[Stored entries]

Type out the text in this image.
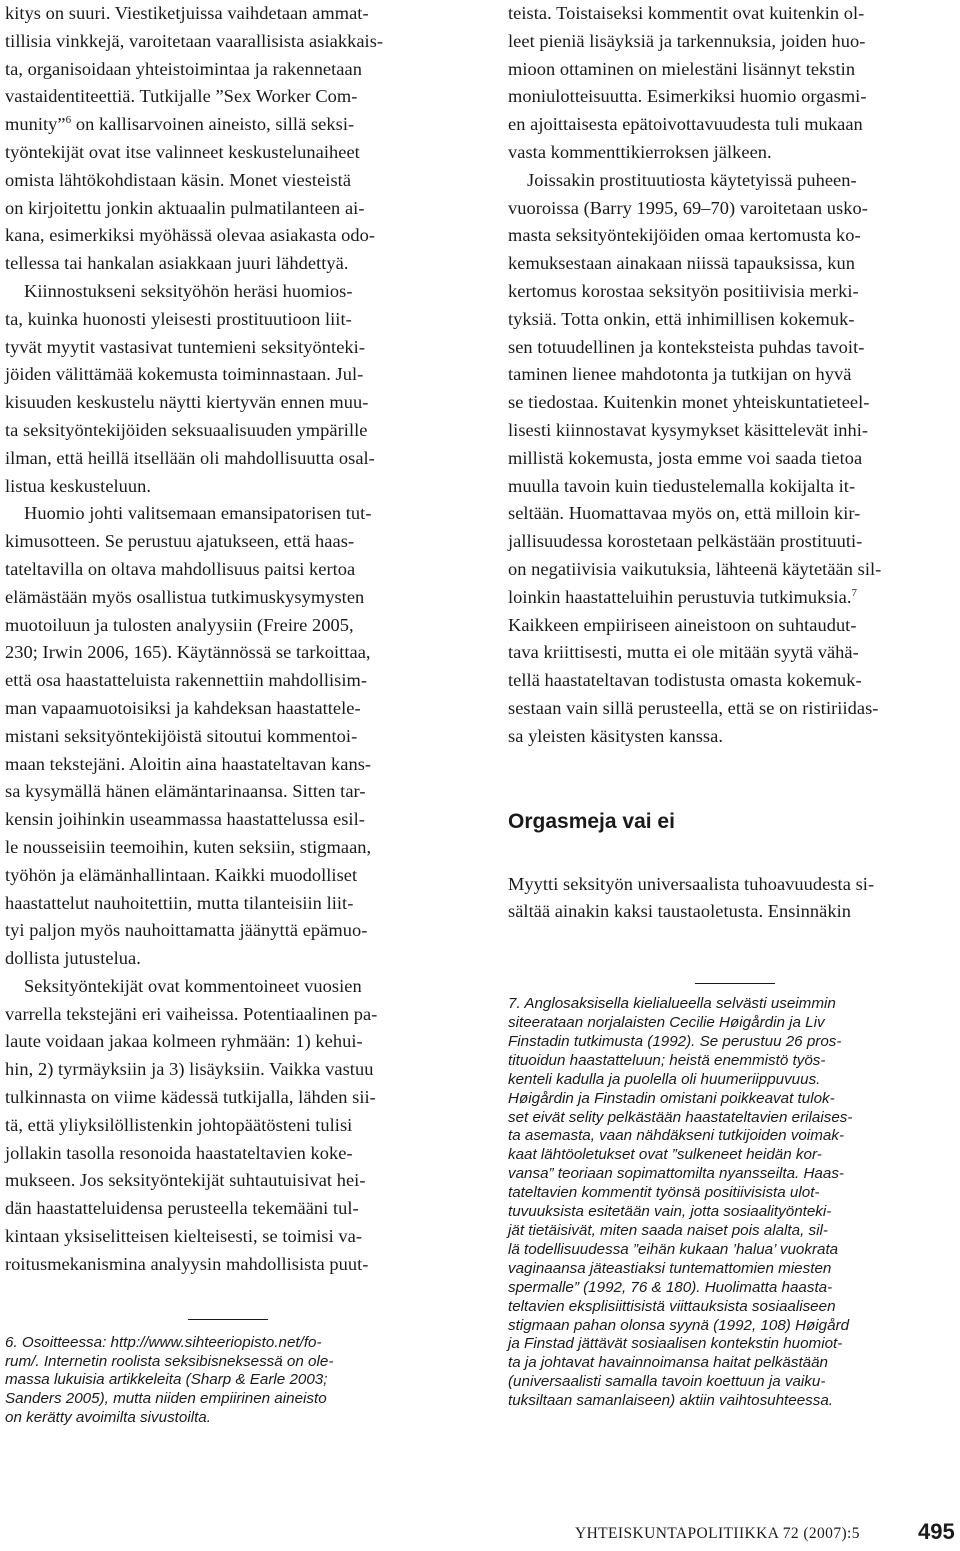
kitys on suuri. Viestiketjuissa vaihdetaan ammat-

tillisia vinkkejä, varoitetaan vaarallisista asiakkais-

ta, organisoidaan yhteistoimintaa ja rakennetaan

vastaidentiteettiä. Tutkijalle ”Sex Worker Com-

munity”$^6$ on kallisarvoinen aineisto, sillä seksi-

työntekijät ovat itse valinneet keskustelunaiheet

omista lähtökohdistaan käsin. Monet viesteistä

on kirjoitettu jonkin aktuaalin pulmatilanteen ai-

kana, esimerkiksi myöhässä olevaa asiakasta odo-

tellessa tai hankalan asiakkaan juuri lähdettyä.

Kiinnostukseni seksityöhön heräsi huomios-

ta, kuinka huonosti yleisesti prostituutioon liit-

tyvät myytit vastasivat tuntemieni seksityönteki-

jöiden välittämää kokemusta toiminnastaan. Jul-

kisuuden keskustelu näytti kiertyvän ennen muu-

ta seksityöntekijöiden seksuaalisuuden ympärille

ilman, että heillä itsellään oli mahdollisuutta osal-

listua keskusteluun.

Huomio johti valitsemaan emansipatorisen tut-

kimusotteen. Se perustuu ajatukseen, että haas-

tateltavilla on oltava mahdollisuus paitsi kertoa

elämästään myös osallistua tutkimuskysymysten

muotoiluun ja tulosten analyysiin (Freire 2005,

230; Irwin 2006, 165). Käytännössä se tarkoittaa,

että osa haastatteluista rakennettiin mahdollisim-

man vapaamuotoisiksi ja kahdeksan haastattele-

mistani seksityöntekijöistä sitoutui kommentoi-

maan tekstejäni. Aloitin aina haastateltavan kans-

sa kysymällä hänen elämäntarinaansa. Sitten tar-

kensin joihinkin useammassa haastattelussa esil-

le nousseisiin teemoihin, kuten seksiin, stigmaan,

työhön ja elämänhallintaan. Kaikki muodolliset

haastattelut nauhoitettiin, mutta tilanteisiin liit-

tyi paljon myös nauhoittamatta jäänyttä epämuo-

dollista jutustelua.

Seksityöntekijät ovat kommentoineet vuosien

varrella tekstejäni eri vaiheissa. Potentiaalinen pa-

laute voidaan jakaa kolmeen ryhmään: 1) kehui-

hin, 2) tyrmäyksiin ja 3) lisäyksiin. Vaikka vastuu

tulkinnasta on viime kädessä tutkijalla, lähden sii-

tä, että yliyksilöllistenkin johtopäätösteni tulisi

jollakin tasolla resonoida haastateltavien koke-

mukseen. Jos seksityöntekijät suhtautuisivat hei-

dän haastatteluidensa perusteella tekemääni tul-

kintaan yksiselitteisen kielteisesti, se toimisi va-

roitusmekanismina analyysin mahdollisista puut-

6. Osoitteessa: http://www.sihteeriopisto.net/fo-

rum/. Internetin roolista seksibisneksessä on ole-

massa lukuisia artikkeleita (Sharp & Earle 2003;

Sanders 2005), mutta niiden empiirinen aineisto

on kerätty avoimilta sivustoilta.

teista. Toistaiseksi kommentit ovat kuitenkin ol-

leet pieniä lisäyksiä ja tarkennuksia, joiden huo-

mioon ottaminen on mielestäni lisännyt tekstin

moniulotteisuutta. Esimerkiksi huomio orgasmi-

en ajoittaisesta epätoivottavuudesta tuli mukaan

vasta kommenttikierroksen jälkeen.

Joissakin prostituutiosta käytetyissä puheen-

vuoroissa (Barry 1995, 69–70) varoitetaan usko-

masta seksityöntekijöiden omaa kertomusta ko-

kemuksestaan ainakaan niissä tapauksissa, kun

kertomus korostaa seksityön positiivisia merki-

tyksiä. Totta onkin, että inhimillisen kokemuk-

sen totuudellinen ja konteksteista puhdas tavoit-

taminen lienee mahdotonta ja tutkijan on hyvä

se tiedostaa. Kuitenkin monet yhteiskuntatieteel-

lisesti kiinnostavat kysymykset käsittelevät inhi-

millistä kokemusta, josta emme voi saada tietoa

muulla tavoin kuin tiedustelemalla kokijalta it-

seltään. Huomattavaa myös on, että milloin kir-

jallisuudessa korostetaan pelkästään prostituuti-

on negatiivisia vaikutuksia, lähteenä käytetään sil-

loinkin haastatteluihin perustuvia tutkimuksia.$^7$

Kaikkeen empiiriseen aineistoon on suhtaudut-

tava kriittisesti, mutta ei ole mitään syytä vähä-

tellä haastateltavan todistusta omasta kokemuk-

sestaan vain sillä perusteella, että se on ristiriidas-

sa yleisten käsitysten kanssa.

Orgasmeja vai ei

Myytti seksityön universaalista tuhoavuudesta si-

sältää ainakin kaksi taustaoletusta. Ensinnäkin

7. Anglosaksisella kielialueella selvästi useimmin

siteerataan norjalaisten Cecilie Høigårdin ja Liv

Finstadin tutkimusta (1992). Se perustuu 26 pros-

tituoidun haastatteluun; heistä enemmistö työs-

kenteli kadulla ja puolella oli huumeriippuvuus.

Høigårdin ja Finstadin omistani poikkeavat tulok-

set eivät selity pelkästään haastateltavien erilaises-

ta asemasta, vaan nähdäkseni tutkijoiden voimak-

kaat lähtöoletukset ovat ”sulkeneet heidän kor-

vansa” teoriaan sopimattomilta nyansseilta. Haas-

tateltavien kommentit työnsä positiivisista ulot-

tuvuuksista esitetään vain, jotta sosiaalityönteki-

jät tietäisivät, miten saada naiset pois alalta, sil-

lä todellisuudessa ”eihän kukaan ’halua’ vuokrata

vaginaansa jäteastiaksi tuntemattomien miesten

spermalle” (1992, 76 & 180). Huolimatta haasta-

teltavien eksplisiittisistä viittauksista sosiaaliseen

stigmaan pahan olonsa syynä (1992, 108) Høigård

ja Finstad jättävät sosiaalisen kontekstin huomiot-

ta ja johtavat havainnoimansa haitat pelkästään

(universaalisti samalla tavoin koettuun ja vaiku-

tuksiltaan samanlaiseen) aktiin vaihtosuhteessa.

YHTEISKUNTAPOLITIIKKA 72 (2007):5	495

# DO THIS:
Give back the whole listing as it stands, minus its pictures.

# FINISHED ANSWER:
Type out the text in this image.
kitys on suuri. Viestiketjuissa vaihdetaan ammat-

tillisia vinkkejä, varoitetaan vaarallisista asiakkais-

ta, organisoidaan yhteistoimintaa ja rakennetaan

vastaidentiteettiä. Tutkijalle ”Sex Worker Com-

munity”$^6$ on kallisarvoinen aineisto, sillä seksi-

työntekijät ovat itse valinneet keskustelunaiheet

omista lähtökohdistaan käsin. Monet viesteistä

on kirjoitettu jonkin aktuaalin pulmatilanteen ai-

kana, esimerkiksi myöhässä olevaa asiakasta odo-

tellessa tai hankalan asiakkaan juuri lähdettyä.

Kiinnostukseni seksityöhön heräsi huomios-

ta, kuinka huonosti yleisesti prostituutioon liit-

tyvät myytit vastasivat tuntemieni seksityönteki-

jöiden välittämää kokemusta toiminnastaan. Jul-

kisuuden keskustelu näytti kiertyvän ennen muu-

ta seksityöntekijöiden seksuaalisuuden ympärille

ilman, että heillä itsellään oli mahdollisuutta osal-

listua keskusteluun.

Huomio johti valitsemaan emansipatorisen tut-

kimusotteen. Se perustuu ajatukseen, että haas-

tateltavilla on oltava mahdollisuus paitsi kertoa

elämästään myös osallistua tutkimuskysymysten

muotoiluun ja tulosten analyysiin (Freire 2005,

230; Irwin 2006, 165). Käytännössä se tarkoittaa,

että osa haastatteluista rakennettiin mahdollisim-

man vapaamuotoisiksi ja kahdeksan haastattele-

mistani seksityöntekijöistä sitoutui kommentoi-

maan tekstejäni. Aloitin aina haastateltavan kans-

sa kysymällä hänen elämäntarinaansa. Sitten tar-

kensin joihinkin useammassa haastattelussa esil-

le nousseisiin teemoihin, kuten seksiin, stigmaan,

työhön ja elämänhallintaan. Kaikki muodolliset

haastattelut nauhoitettiin, mutta tilanteisiin liit-

tyi paljon myös nauhoittamatta jäänyttä epämuo-

dollista jutustelua.

Seksityöntekijät ovat kommentoineet vuosien

varrella tekstejäni eri vaiheissa. Potentiaalinen pa-

laute voidaan jakaa kolmeen ryhmään: 1) kehui-

hin, 2) tyrmäyksiin ja 3) lisäyksiin. Vaikka vastuu

tulkinnasta on viime kädessä tutkijalla, lähden sii-

tä, että yliyksilöllistenkin johtopäätösteni tulisi

jollakin tasolla resonoida haastateltavien koke-

mukseen. Jos seksityöntekijät suhtautuisivat hei-

dän haastatteluidensa perusteella tekemääni tul-

kintaan yksiselitteisen kielteisesti, se toimisi va-

roitusmekanismina analyysin mahdollisista puut-

6. Osoitteessa: http://www.sihteeriopisto.net/fo-

rum/. Internetin roolista seksibisneksessä on ole-

massa lukuisia artikkeleita (Sharp & Earle 2003;

Sanders 2005), mutta niiden empiirinen aineisto

on kerätty avoimilta sivustoilta.

teista. Toistaiseksi kommentit ovat kuitenkin ol-

leet pieniä lisäyksiä ja tarkennuksia, joiden huo-

mioon ottaminen on mielestäni lisännyt tekstin

moniulotteisuutta. Esimerkiksi huomio orgasmi-

en ajoittaisesta epätoivottavuudesta tuli mukaan

vasta kommenttikierroksen jälkeen.

Joissakin prostituutiosta käytetyissä puheen-

vuoroissa (Barry 1995, 69–70) varoitetaan usko-

masta seksityöntekijöiden omaa kertomusta ko-

kemuksestaan ainakaan niissä tapauksissa, kun

kertomus korostaa seksityön positiivisia merki-

tyksiä. Totta onkin, että inhimillisen kokemuk-

sen totuudellinen ja konteksteista puhdas tavoit-

taminen lienee mahdotonta ja tutkijan on hyvä

se tiedostaa. Kuitenkin monet yhteiskuntatieteel-

lisesti kiinnostavat kysymykset käsittelevät inhi-

millistä kokemusta, josta emme voi saada tietoa

muulla tavoin kuin tiedustelemalla kokijalta it-

seltään. Huomattavaa myös on, että milloin kir-

jallisuudessa korostetaan pelkästään prostituuti-

on negatiivisia vaikutuksia, lähteenä käytetään sil-

loinkin haastatteluihin perustuvia tutkimuksia.$^7$

Kaikkeen empiiriseen aineistoon on suhtaudut-

tava kriittisesti, mutta ei ole mitään syytä vähä-

tellä haastateltavan todistusta omasta kokemuk-

sestaan vain sillä perusteella, että se on ristiriidas-

sa yleisten käsitysten kanssa.

Orgasmeja vai ei

Myytti seksityön universaalista tuhoavuudesta si-

sältää ainakin kaksi taustaoletusta. Ensinnäkin

7. Anglosaksisella kielialueella selvästi useimmin

siteerataan norjalaisten Cecilie Høigårdin ja Liv

Finstadin tutkimusta (1992). Se perustuu 26 pros-

tituoidun haastatteluun; heistä enemmistö työs-

kenteli kadulla ja puolella oli huumeriippuvuus.

Høigårdin ja Finstadin omistani poikkeavat tulok-

set eivät selity pelkästään haastateltavien erilaises-

ta asemasta, vaan nähdäkseni tutkijoiden voimak-

kaat lähtöoletukset ovat ”sulkeneet heidän kor-

vansa” teoriaan sopimattomilta nyansseilta. Haas-

tateltavien kommentit työnsä positiivisista ulot-

tuvuuksista esitetään vain, jotta sosiaalityönteki-

jät tietäisivät, miten saada naiset pois alalta, sil-

lä todellisuudessa ”eihän kukaan ’halua’ vuokrata

vaginaansa jäteastiaksi tuntemattomien miesten

spermalle” (1992, 76 & 180). Huolimatta haasta-

teltavien eksplisiittisistä viittauksista sosiaaliseen

stigmaan pahan olonsa syynä (1992, 108) Høigård

ja Finstad jättävät sosiaalisen kontekstin huomiot-

ta ja johtavat havainnoimansa haitat pelkästään

(universaalisti samalla tavoin koettuun ja vaiku-

tuksiltaan samanlaiseen) aktiin vaihtosuhteessa.

YHTEISKUNTAPOLITIIKKA 72 (2007):5	495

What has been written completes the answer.